> [Exercise material]:
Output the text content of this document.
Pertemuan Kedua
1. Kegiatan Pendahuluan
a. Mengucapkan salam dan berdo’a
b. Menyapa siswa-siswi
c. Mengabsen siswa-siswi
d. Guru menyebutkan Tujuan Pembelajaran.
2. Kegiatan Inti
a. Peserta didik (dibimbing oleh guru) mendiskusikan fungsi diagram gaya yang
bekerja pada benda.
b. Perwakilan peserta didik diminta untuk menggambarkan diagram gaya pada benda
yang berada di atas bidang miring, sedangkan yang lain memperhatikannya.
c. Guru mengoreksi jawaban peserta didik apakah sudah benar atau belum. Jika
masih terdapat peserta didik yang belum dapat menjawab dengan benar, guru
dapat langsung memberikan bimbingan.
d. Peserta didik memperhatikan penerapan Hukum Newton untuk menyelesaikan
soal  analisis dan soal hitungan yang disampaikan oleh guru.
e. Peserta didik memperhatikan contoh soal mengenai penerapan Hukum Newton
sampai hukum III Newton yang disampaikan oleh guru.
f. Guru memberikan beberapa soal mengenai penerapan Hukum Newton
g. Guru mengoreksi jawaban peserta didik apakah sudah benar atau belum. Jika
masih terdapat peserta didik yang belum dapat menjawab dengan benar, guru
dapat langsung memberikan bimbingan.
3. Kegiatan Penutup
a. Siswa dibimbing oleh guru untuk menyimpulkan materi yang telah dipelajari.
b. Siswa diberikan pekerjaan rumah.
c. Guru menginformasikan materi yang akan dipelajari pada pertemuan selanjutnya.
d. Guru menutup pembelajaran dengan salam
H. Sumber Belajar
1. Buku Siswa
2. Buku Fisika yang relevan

> [Exercise]: In the entries above, find every line holding the word "yang" and copy it out.

> [Full output]:
a. Peserta didik (dibimbing oleh guru) mendiskusikan fungsi diagram gaya yang
yang berada di atas bidang miring, sedangkan yang lain memperhatikannya.
masih terdapat peserta didik yang belum dapat menjawab dengan benar, guru
soal  analisis dan soal hitungan yang disampaikan oleh guru.
sampai hukum III Newton yang disampaikan oleh guru.
masih terdapat peserta didik yang belum dapat menjawab dengan benar, guru
a. Siswa dibimbing oleh guru untuk menyimpulkan materi yang telah dipelajari.
c. Guru menginformasikan materi yang akan dipelajari pada pertemuan selanjutnya.
2. Buku Fisika yang relevan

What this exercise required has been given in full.